- PROBLEM DESCRIPTION: Edit the items from the line with "Identify 45 of" up to and including the line with "y-tick-label: S2 Lourd" by changing "data-label" to "value-label" and leaving everything else as it is. Return only those lines.

━━ EXTRACTED RECORDS

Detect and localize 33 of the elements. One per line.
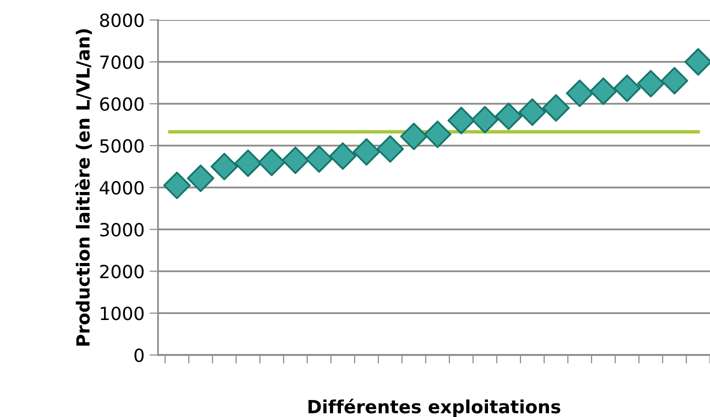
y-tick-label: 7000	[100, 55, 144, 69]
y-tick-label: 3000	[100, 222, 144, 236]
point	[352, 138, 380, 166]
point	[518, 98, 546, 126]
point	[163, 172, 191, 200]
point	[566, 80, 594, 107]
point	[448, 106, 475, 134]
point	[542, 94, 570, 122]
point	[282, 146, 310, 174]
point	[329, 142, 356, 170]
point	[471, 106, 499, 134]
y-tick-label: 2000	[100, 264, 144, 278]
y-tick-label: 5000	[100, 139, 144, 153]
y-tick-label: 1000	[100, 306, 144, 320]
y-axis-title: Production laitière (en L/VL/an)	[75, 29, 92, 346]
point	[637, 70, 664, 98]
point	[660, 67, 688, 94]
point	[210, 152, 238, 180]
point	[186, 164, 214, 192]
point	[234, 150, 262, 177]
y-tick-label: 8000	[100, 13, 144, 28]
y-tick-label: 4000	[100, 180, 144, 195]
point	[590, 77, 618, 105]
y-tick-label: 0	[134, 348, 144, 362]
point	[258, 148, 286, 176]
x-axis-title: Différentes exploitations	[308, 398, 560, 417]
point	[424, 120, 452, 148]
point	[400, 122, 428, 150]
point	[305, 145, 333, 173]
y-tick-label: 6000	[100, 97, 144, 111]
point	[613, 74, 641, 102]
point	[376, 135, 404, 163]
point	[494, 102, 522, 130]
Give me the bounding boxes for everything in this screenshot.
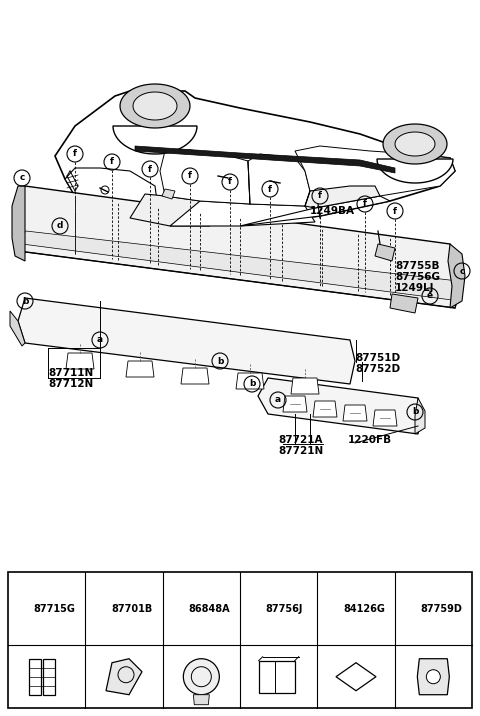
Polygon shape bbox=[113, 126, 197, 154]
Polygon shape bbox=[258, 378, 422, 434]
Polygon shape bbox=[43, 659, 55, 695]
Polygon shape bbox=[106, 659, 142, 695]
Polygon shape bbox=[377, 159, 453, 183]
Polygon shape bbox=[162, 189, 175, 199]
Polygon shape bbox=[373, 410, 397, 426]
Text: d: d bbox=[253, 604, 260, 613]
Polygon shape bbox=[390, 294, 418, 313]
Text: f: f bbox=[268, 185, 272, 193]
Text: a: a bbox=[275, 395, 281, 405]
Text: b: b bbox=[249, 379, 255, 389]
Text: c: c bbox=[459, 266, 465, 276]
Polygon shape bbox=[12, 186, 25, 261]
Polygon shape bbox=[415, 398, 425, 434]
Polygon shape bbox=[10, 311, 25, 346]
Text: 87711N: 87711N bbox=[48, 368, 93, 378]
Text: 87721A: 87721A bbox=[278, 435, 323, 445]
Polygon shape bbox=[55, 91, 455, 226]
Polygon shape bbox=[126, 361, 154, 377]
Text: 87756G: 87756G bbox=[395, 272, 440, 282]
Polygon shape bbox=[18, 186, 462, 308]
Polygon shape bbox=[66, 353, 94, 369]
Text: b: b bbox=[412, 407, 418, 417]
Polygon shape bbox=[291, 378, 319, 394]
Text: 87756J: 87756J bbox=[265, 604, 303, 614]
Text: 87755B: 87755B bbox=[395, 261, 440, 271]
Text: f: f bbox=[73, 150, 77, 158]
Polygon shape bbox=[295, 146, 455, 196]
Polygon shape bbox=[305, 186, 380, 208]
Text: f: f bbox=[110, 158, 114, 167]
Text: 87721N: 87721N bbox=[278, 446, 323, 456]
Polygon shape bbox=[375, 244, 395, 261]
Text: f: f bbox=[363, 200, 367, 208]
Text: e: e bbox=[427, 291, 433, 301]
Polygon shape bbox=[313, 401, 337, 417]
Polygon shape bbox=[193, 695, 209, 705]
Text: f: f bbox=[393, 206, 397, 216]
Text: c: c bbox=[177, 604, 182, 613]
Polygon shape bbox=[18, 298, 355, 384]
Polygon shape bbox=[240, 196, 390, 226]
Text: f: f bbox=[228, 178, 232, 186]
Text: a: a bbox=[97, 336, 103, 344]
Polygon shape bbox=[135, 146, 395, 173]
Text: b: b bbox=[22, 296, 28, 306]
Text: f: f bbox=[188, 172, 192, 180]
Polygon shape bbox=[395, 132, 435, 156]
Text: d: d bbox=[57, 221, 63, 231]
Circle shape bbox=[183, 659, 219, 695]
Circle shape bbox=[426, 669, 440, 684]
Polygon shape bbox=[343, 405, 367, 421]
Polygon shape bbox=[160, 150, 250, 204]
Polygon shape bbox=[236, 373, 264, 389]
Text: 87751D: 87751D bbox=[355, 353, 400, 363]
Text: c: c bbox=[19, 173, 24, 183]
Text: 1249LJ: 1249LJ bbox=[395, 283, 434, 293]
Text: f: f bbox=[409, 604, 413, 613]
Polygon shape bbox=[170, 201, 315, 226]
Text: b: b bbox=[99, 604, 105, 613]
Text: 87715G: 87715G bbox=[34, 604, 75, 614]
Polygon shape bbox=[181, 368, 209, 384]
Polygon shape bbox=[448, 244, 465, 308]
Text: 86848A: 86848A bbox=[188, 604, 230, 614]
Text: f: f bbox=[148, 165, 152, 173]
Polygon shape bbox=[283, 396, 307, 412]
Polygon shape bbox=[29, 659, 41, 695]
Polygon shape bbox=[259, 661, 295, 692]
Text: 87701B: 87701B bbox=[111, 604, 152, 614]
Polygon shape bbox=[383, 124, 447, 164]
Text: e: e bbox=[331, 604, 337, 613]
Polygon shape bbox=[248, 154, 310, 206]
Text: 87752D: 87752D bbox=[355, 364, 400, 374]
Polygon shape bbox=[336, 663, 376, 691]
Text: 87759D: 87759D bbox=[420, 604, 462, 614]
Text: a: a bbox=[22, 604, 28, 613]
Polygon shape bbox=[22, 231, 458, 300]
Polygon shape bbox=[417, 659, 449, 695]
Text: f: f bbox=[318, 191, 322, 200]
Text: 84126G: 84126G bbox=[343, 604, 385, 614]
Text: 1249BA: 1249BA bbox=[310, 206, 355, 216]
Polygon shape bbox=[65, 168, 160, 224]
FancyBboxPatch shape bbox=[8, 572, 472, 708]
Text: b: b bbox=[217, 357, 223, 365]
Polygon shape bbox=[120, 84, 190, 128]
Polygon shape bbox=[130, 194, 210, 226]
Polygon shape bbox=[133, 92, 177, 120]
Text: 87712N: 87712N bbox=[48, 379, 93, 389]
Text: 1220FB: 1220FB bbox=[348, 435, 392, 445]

━━━━
━━ EXTRACTED RECORDS

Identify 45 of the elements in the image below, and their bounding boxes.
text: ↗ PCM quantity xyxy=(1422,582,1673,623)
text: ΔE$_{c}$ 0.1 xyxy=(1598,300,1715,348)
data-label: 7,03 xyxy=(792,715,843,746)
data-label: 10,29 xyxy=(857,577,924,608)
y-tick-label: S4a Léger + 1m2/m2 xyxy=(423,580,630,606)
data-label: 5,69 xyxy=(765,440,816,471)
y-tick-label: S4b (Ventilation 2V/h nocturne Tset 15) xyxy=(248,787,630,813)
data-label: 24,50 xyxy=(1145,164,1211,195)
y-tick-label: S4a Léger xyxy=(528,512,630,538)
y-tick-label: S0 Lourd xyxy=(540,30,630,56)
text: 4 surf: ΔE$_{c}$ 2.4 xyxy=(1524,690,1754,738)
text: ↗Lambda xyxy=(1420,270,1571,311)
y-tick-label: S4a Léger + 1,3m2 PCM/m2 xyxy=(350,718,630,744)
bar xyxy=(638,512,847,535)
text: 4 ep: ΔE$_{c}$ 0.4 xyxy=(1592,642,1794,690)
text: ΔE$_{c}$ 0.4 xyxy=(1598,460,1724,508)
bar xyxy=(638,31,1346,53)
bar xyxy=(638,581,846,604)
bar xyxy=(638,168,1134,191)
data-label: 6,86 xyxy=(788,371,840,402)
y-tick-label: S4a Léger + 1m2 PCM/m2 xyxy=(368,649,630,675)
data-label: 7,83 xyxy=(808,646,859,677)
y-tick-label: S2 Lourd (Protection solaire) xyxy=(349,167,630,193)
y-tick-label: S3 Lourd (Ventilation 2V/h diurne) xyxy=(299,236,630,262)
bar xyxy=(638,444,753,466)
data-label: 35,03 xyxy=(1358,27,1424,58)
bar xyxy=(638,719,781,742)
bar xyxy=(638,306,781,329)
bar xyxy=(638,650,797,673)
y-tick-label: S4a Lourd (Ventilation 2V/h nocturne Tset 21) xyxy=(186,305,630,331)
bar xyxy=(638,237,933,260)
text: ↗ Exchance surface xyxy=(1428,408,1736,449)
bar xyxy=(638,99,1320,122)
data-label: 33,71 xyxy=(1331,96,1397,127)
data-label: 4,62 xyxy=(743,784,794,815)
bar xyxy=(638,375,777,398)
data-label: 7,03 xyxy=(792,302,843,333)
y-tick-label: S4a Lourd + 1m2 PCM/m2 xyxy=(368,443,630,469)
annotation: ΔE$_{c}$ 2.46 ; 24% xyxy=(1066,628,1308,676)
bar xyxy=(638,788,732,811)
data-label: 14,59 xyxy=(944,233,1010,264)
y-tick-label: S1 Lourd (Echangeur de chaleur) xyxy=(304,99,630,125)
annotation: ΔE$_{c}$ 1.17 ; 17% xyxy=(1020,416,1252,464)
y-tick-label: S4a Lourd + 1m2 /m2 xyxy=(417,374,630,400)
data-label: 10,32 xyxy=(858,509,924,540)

━━━━

- COMPLETED TASK:
Identify 45 of the elements in the image below, and their bounding boxes.
text: ↗ PCM quantity xyxy=(1422,582,1673,623)
text: ΔE$_{c}$ 0.1 xyxy=(1598,300,1715,348)
value-label: 7,03 xyxy=(792,715,843,746)
value-label: 10,29 xyxy=(857,577,924,608)
y-tick-label: S4a Léger + 1m2/m2 xyxy=(423,580,630,606)
value-label: 5,69 xyxy=(765,440,816,471)
y-tick-label: S4b (Ventilation 2V/h nocturne Tset 15) xyxy=(248,787,630,813)
value-label: 24,50 xyxy=(1145,164,1211,195)
y-tick-label: S4a Léger xyxy=(528,512,630,538)
y-tick-label: S0 Lourd xyxy=(540,30,630,56)
text: 4 surf: ΔE$_{c}$ 2.4 xyxy=(1524,690,1754,738)
text: ↗Lambda xyxy=(1420,270,1571,311)
y-tick-label: S4a Léger + 1,3m2 PCM/m2 xyxy=(350,718,630,744)
bar xyxy=(638,512,847,535)
text: 4 ep: ΔE$_{c}$ 0.4 xyxy=(1592,642,1794,690)
text: ΔE$_{c}$ 0.4 xyxy=(1598,460,1724,508)
bar xyxy=(638,31,1346,53)
bar xyxy=(638,581,846,604)
bar xyxy=(638,168,1134,191)
value-label: 6,86 xyxy=(788,371,840,402)
y-tick-label: S4a Léger + 1m2 PCM/m2 xyxy=(368,649,630,675)
value-label: 7,83 xyxy=(808,646,859,677)
y-tick-label: S2 Lourd (Protection solaire) xyxy=(349,167,630,193)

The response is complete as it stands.